• [Your objective]: Give the count of lines containing the string "并不一定有法治", with no other output.

• [Data excerpts]:
===============
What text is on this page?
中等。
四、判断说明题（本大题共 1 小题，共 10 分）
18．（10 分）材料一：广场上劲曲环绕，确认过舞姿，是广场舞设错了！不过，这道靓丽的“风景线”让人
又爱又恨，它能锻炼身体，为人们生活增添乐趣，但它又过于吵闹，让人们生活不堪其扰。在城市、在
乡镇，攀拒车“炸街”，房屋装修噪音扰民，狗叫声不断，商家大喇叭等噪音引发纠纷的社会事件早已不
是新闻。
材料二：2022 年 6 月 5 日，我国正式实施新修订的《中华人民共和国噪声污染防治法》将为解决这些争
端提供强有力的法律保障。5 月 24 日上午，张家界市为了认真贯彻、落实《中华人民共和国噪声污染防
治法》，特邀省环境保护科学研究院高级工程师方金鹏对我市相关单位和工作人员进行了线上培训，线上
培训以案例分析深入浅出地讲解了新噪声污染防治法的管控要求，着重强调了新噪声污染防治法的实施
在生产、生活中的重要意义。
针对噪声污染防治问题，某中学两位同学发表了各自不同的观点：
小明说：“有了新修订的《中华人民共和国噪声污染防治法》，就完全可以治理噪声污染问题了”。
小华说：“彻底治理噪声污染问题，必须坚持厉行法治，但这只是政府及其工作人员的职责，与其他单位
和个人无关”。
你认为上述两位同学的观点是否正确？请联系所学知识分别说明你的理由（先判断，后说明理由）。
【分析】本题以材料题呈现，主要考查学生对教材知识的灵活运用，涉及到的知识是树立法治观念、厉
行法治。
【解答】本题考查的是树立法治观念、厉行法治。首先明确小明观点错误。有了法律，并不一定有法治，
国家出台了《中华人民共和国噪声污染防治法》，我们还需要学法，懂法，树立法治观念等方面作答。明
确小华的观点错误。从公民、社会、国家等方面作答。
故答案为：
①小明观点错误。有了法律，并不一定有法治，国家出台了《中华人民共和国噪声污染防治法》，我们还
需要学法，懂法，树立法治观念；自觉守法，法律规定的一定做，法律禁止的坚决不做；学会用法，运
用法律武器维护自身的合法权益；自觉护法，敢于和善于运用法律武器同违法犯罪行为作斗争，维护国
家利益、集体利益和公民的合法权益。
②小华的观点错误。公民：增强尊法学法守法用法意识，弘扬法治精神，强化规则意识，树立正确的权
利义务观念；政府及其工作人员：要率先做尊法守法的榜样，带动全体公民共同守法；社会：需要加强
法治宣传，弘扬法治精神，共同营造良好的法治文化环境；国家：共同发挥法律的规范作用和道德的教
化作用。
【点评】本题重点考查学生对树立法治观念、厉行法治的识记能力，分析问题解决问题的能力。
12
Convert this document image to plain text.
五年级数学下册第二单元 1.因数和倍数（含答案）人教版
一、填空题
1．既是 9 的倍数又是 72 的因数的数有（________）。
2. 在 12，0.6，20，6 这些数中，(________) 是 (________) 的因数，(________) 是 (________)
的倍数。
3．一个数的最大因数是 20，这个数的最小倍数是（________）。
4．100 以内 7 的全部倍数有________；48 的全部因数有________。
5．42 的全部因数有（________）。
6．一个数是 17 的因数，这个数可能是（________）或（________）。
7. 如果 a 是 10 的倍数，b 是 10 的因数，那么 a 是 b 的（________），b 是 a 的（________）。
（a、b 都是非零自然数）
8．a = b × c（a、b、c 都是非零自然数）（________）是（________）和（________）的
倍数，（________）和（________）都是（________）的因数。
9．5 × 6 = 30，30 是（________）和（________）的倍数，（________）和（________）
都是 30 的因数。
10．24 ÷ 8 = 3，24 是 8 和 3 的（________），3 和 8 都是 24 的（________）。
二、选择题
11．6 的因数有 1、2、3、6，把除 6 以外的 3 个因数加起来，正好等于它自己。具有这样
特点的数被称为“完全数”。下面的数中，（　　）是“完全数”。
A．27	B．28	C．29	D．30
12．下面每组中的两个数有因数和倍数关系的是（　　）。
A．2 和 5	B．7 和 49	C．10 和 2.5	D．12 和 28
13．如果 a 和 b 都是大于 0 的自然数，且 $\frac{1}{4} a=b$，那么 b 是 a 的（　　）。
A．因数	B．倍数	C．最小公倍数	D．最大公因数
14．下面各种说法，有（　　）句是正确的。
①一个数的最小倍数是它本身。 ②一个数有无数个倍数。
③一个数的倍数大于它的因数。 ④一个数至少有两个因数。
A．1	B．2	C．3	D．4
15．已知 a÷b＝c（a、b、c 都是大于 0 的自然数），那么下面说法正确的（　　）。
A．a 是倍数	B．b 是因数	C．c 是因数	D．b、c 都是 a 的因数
===============
• [Task result]: 2